### Exercise brief
Present the data once more in exactly its original form.

Stored items
▬▬▬▬▬▬▬▬▬▬

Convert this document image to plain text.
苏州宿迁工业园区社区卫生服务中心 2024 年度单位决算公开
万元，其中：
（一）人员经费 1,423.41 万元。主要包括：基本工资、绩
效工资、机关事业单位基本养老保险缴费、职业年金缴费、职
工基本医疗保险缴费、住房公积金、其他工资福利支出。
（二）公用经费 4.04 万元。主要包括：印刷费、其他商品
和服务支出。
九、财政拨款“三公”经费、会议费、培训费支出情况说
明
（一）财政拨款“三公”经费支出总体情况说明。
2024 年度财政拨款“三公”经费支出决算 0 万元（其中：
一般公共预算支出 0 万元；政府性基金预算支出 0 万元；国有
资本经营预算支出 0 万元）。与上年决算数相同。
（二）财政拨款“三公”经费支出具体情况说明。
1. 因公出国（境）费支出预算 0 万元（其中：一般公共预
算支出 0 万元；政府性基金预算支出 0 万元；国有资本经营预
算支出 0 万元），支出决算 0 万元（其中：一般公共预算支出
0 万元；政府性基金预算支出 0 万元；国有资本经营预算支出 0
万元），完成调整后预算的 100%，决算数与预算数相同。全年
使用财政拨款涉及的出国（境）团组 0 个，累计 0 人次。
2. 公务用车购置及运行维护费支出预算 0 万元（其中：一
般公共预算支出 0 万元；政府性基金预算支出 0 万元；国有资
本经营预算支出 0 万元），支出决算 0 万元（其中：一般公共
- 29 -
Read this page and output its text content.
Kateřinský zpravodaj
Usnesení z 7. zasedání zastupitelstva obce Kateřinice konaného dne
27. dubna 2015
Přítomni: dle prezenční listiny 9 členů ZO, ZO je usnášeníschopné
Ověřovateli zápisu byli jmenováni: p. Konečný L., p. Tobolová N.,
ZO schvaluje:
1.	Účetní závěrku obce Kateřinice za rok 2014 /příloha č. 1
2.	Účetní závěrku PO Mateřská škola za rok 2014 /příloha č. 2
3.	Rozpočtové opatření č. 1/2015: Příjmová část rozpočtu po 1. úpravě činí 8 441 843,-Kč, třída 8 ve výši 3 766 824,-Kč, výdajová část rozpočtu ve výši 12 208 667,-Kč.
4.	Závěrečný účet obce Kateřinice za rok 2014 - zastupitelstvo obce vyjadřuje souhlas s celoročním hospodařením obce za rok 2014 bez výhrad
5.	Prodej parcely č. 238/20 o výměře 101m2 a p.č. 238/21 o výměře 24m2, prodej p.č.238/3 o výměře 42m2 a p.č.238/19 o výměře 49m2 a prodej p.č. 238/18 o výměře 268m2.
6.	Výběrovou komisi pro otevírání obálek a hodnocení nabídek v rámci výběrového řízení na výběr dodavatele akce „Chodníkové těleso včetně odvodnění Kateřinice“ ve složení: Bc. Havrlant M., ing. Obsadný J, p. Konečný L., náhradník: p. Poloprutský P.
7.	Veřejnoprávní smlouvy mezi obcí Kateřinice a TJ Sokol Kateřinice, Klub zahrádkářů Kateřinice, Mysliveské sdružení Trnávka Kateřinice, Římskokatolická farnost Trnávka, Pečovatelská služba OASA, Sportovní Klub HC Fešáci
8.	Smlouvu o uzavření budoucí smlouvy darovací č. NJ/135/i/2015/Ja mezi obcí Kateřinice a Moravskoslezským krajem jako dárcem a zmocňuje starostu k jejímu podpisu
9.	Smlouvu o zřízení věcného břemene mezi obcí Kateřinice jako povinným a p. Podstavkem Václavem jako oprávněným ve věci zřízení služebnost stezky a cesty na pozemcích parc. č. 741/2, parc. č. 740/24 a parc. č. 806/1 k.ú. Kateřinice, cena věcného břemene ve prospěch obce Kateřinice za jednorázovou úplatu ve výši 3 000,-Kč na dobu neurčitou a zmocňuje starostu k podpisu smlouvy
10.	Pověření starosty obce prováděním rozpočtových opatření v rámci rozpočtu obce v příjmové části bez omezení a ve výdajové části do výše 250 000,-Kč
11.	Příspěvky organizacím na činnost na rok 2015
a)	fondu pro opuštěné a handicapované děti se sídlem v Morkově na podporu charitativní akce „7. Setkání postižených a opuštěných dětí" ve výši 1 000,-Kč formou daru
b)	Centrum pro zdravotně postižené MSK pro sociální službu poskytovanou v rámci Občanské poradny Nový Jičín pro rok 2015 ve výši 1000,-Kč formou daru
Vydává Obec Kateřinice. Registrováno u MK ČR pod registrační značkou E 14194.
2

▬▬▬▬▬▬▬▬▬▬

### Solution to this task
Convert this document image to plain text.
苏州宿迁工业园区社区卫生服务中心 2024 年度单位决算公开
万元，其中：
（一）人员经费 1,423.41 万元。主要包括：基本工资、绩
效工资、机关事业单位基本养老保险缴费、职业年金缴费、职
工基本医疗保险缴费、住房公积金、其他工资福利支出。
（二）公用经费 4.04 万元。主要包括：印刷费、其他商品
和服务支出。
九、财政拨款“三公”经费、会议费、培训费支出情况说
明
（一）财政拨款“三公”经费支出总体情况说明。
2024 年度财政拨款“三公”经费支出决算 0 万元（其中：
一般公共预算支出 0 万元；政府性基金预算支出 0 万元；国有
资本经营预算支出 0 万元）。与上年决算数相同。
（二）财政拨款“三公”经费支出具体情况说明。
1. 因公出国（境）费支出预算 0 万元（其中：一般公共预
算支出 0 万元；政府性基金预算支出 0 万元；国有资本经营预
算支出 0 万元），支出决算 0 万元（其中：一般公共预算支出
0 万元；政府性基金预算支出 0 万元；国有资本经营预算支出 0
万元），完成调整后预算的 100%，决算数与预算数相同。全年
使用财政拨款涉及的出国（境）团组 0 个，累计 0 人次。
2. 公务用车购置及运行维护费支出预算 0 万元（其中：一
般公共预算支出 0 万元；政府性基金预算支出 0 万元；国有资
本经营预算支出 0 万元），支出决算 0 万元（其中：一般公共
- 29 -
Read this page and output its text content.
Kateřinský zpravodaj
Usnesení z 7. zasedání zastupitelstva obce Kateřinice konaného dne
27. dubna 2015
Přítomni: dle prezenční listiny 9 členů ZO, ZO je usnášeníschopné
Ověřovateli zápisu byli jmenováni: p. Konečný L., p. Tobolová N.,
ZO schvaluje:
1.	Účetní závěrku obce Kateřinice za rok 2014 /příloha č. 1
2.	Účetní závěrku PO Mateřská škola za rok 2014 /příloha č. 2
3.	Rozpočtové opatření č. 1/2015: Příjmová část rozpočtu po 1. úpravě činí 8 441 843,-Kč, třída 8 ve výši 3 766 824,-Kč, výdajová část rozpočtu ve výši 12 208 667,-Kč.
4.	Závěrečný účet obce Kateřinice za rok 2014 - zastupitelstvo obce vyjadřuje souhlas s celoročním hospodařením obce za rok 2014 bez výhrad
5.	Prodej parcely č. 238/20 o výměře 101m2 a p.č. 238/21 o výměře 24m2, prodej p.č.238/3 o výměře 42m2 a p.č.238/19 o výměře 49m2 a prodej p.č. 238/18 o výměře 268m2.
6.	Výběrovou komisi pro otevírání obálek a hodnocení nabídek v rámci výběrového řízení na výběr dodavatele akce „Chodníkové těleso včetně odvodnění Kateřinice“ ve složení: Bc. Havrlant M., ing. Obsadný J, p. Konečný L., náhradník: p. Poloprutský P.
7.	Veřejnoprávní smlouvy mezi obcí Kateřinice a TJ Sokol Kateřinice, Klub zahrádkářů Kateřinice, Mysliveské sdružení Trnávka Kateřinice, Římskokatolická farnost Trnávka, Pečovatelská služba OASA, Sportovní Klub HC Fešáci
8.	Smlouvu o uzavření budoucí smlouvy darovací č. NJ/135/i/2015/Ja mezi obcí Kateřinice a Moravskoslezským krajem jako dárcem a zmocňuje starostu k jejímu podpisu
9.	Smlouvu o zřízení věcného břemene mezi obcí Kateřinice jako povinným a p. Podstavkem Václavem jako oprávněným ve věci zřízení služebnost stezky a cesty na pozemcích parc. č. 741/2, parc. č. 740/24 a parc. č. 806/1 k.ú. Kateřinice, cena věcného břemene ve prospěch obce Kateřinice za jednorázovou úplatu ve výši 3 000,-Kč na dobu neurčitou a zmocňuje starostu k podpisu smlouvy
10.	Pověření starosty obce prováděním rozpočtových opatření v rámci rozpočtu obce v příjmové části bez omezení a ve výdajové části do výše 250 000,-Kč
11.	Příspěvky organizacím na činnost na rok 2015
a)	fondu pro opuštěné a handicapované děti se sídlem v Morkově na podporu charitativní akce „7. Setkání postižených a opuštěných dětí" ve výši 1 000,-Kč formou daru
b)	Centrum pro zdravotně postižené MSK pro sociální službu poskytovanou v rámci Občanské poradny Nový Jičín pro rok 2015 ve výši 1000,-Kč formou daru
Vydává Obec Kateřinice. Registrováno u MK ČR pod registrační značkou E 14194.
2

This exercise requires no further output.